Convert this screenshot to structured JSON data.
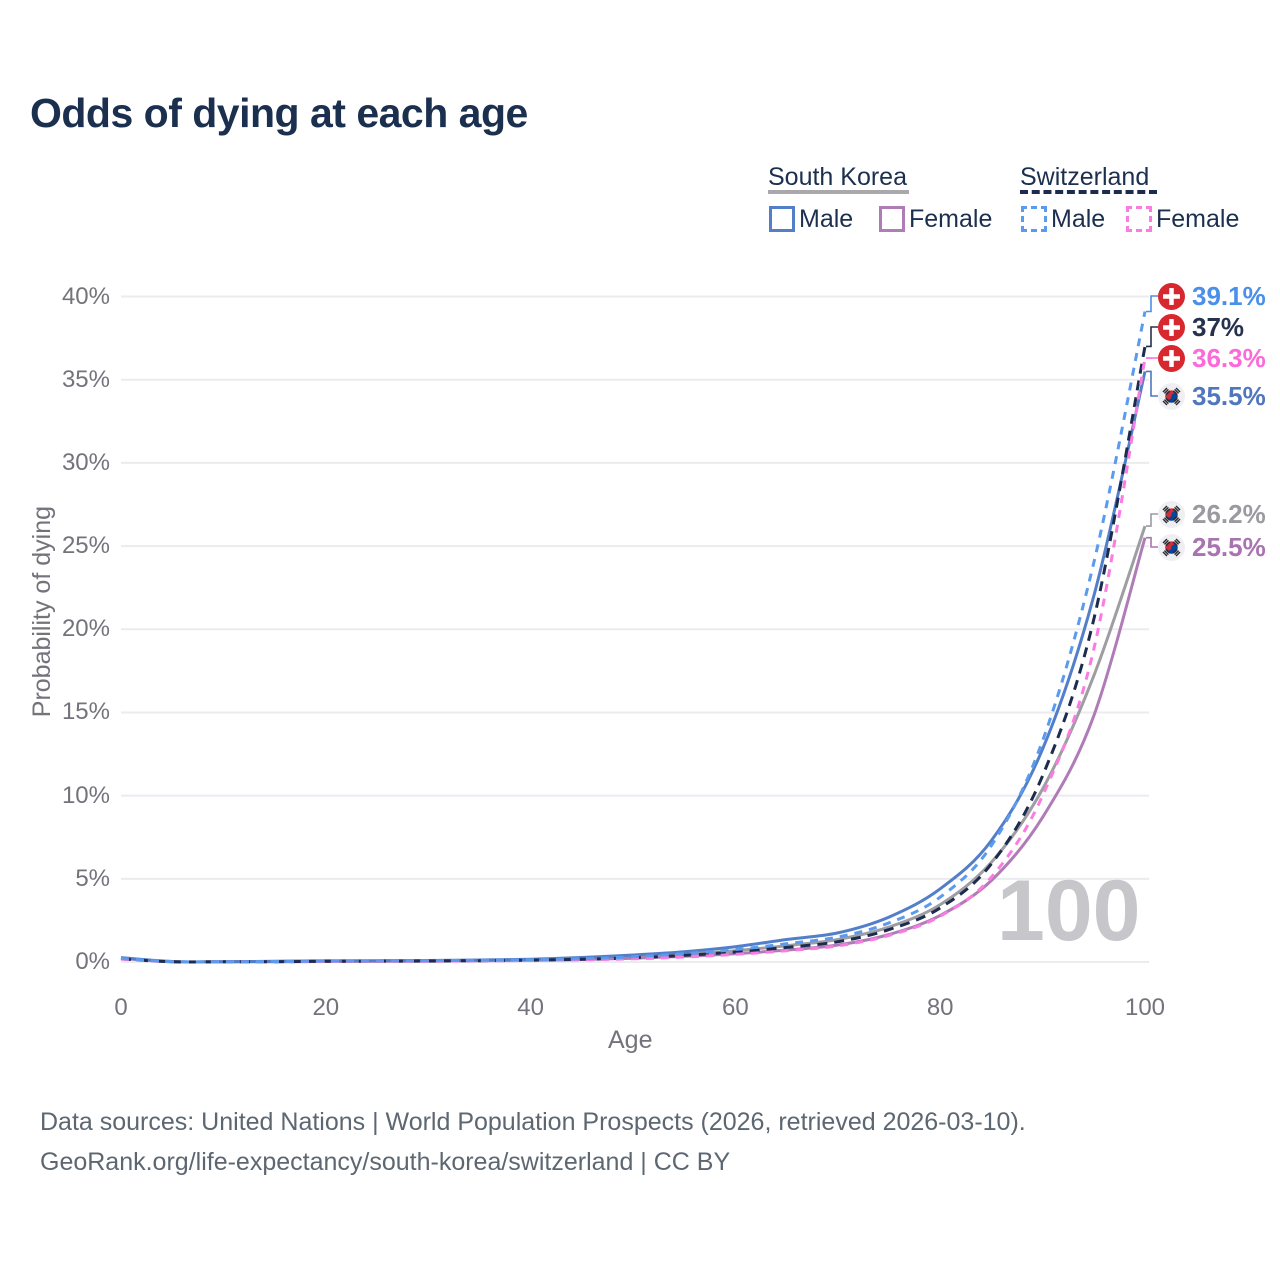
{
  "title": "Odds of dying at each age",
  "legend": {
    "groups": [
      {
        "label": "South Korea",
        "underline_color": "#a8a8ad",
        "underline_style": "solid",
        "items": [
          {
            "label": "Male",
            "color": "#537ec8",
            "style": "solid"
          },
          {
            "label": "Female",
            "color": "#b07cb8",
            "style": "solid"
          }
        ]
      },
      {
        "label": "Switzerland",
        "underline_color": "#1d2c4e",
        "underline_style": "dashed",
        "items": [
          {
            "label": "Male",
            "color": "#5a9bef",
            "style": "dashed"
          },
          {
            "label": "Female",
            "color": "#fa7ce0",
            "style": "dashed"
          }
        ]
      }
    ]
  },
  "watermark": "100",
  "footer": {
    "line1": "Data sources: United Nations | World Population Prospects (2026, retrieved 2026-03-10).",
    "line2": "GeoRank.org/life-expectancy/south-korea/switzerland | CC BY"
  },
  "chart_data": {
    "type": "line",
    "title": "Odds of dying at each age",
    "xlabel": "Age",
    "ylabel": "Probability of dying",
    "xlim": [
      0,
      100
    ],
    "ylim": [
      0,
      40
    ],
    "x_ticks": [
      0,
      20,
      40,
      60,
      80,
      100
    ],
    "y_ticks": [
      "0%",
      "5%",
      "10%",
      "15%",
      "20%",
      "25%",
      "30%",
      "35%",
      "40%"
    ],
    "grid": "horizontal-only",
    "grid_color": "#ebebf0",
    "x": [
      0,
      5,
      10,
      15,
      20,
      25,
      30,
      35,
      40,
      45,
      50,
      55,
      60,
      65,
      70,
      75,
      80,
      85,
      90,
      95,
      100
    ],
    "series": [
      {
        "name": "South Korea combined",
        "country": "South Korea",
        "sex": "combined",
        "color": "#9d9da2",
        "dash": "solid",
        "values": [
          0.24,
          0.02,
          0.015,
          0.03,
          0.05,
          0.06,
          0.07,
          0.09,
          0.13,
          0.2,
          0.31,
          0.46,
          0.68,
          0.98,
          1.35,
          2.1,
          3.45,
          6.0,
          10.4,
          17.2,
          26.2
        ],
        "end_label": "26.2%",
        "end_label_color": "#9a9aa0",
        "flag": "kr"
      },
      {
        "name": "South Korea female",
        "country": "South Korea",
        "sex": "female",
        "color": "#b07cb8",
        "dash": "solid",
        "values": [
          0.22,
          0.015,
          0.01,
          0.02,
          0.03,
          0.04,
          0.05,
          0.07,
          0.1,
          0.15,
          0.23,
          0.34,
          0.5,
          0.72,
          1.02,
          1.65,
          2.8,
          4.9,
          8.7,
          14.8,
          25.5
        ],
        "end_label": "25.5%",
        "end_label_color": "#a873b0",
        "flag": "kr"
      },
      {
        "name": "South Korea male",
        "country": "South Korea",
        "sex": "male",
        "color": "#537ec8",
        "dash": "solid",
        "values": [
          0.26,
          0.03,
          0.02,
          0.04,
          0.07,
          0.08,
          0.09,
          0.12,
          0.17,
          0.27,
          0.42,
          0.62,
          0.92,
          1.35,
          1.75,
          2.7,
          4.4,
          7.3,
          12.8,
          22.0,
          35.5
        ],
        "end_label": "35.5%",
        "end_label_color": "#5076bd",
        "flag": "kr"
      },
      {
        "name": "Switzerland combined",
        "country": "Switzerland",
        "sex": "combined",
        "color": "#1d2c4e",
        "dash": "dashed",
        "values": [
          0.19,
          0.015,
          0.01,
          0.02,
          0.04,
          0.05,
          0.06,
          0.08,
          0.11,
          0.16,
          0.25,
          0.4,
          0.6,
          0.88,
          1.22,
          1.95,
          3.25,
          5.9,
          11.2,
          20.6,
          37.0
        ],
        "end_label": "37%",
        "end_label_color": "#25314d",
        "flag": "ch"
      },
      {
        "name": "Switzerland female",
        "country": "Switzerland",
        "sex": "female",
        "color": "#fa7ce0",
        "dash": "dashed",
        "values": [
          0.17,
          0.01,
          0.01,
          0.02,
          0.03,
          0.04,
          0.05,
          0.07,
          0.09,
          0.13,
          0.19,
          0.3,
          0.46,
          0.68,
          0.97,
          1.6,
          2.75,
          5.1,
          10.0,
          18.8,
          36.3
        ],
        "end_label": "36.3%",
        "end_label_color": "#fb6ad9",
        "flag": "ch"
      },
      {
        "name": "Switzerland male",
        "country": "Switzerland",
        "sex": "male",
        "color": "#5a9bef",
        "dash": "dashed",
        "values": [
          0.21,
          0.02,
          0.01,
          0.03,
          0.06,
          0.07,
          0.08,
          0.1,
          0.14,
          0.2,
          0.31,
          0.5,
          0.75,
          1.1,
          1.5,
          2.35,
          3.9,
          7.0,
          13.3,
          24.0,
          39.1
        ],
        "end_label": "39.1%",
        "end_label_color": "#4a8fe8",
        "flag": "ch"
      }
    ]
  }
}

...

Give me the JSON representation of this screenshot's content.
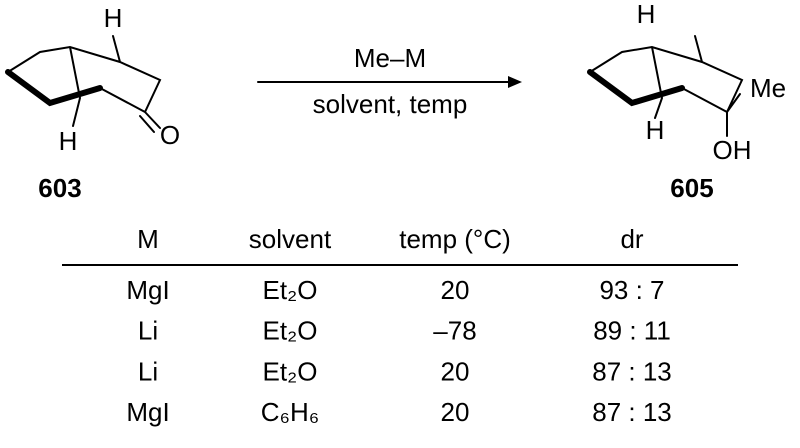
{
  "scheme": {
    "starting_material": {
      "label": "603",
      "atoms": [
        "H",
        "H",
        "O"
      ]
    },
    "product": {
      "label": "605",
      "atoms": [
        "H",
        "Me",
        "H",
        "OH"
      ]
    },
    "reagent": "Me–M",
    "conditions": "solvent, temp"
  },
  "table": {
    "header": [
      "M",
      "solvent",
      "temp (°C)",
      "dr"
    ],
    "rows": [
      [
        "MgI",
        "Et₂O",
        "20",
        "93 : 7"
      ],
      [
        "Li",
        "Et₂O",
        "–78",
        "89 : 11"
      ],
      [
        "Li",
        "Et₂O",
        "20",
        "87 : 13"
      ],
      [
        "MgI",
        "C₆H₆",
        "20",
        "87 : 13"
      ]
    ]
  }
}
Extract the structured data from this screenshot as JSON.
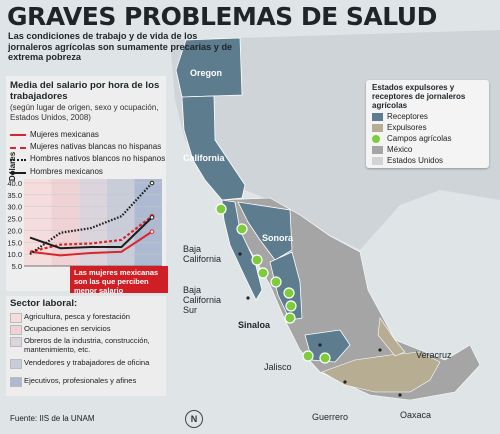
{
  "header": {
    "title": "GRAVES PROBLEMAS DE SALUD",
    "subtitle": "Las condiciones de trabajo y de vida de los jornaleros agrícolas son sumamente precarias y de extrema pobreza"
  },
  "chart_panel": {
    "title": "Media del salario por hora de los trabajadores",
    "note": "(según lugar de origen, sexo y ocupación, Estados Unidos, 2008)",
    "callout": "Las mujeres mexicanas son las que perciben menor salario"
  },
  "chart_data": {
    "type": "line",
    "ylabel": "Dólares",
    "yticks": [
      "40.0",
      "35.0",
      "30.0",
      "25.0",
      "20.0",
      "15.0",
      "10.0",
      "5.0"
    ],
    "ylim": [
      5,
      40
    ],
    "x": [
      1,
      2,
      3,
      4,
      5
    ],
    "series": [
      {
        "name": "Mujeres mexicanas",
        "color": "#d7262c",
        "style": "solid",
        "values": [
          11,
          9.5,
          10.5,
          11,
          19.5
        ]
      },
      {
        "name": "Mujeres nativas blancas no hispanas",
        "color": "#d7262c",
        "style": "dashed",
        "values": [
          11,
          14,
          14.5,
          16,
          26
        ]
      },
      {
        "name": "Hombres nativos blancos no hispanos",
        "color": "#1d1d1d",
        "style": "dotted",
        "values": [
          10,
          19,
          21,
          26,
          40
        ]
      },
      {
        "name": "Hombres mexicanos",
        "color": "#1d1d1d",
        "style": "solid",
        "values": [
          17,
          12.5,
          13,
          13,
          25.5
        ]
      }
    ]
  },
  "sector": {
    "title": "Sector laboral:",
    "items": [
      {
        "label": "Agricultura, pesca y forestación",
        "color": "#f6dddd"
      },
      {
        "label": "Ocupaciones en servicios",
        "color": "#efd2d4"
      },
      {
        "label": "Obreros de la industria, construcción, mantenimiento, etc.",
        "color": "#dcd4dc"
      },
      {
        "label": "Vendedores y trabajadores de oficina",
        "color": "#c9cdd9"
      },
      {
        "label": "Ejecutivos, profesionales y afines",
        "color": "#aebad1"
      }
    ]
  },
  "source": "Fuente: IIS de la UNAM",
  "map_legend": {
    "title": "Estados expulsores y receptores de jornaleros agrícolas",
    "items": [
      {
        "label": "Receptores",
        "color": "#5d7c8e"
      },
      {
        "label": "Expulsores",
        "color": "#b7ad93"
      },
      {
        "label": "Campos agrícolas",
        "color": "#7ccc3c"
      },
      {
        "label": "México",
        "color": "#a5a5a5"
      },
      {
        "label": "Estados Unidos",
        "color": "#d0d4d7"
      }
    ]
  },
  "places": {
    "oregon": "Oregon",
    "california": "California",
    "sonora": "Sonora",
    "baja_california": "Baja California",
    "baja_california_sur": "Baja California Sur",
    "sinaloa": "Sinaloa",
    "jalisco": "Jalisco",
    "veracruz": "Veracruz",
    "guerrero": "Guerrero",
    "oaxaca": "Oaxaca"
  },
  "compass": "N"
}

### [Requirement]
Search the entries for the word "mexicanas", then list each line that holds it.

### [Task output]
    "callout": "Las mujeres mexicanas son las que perciben menor salario"
        "name": "Mujeres mexicanas",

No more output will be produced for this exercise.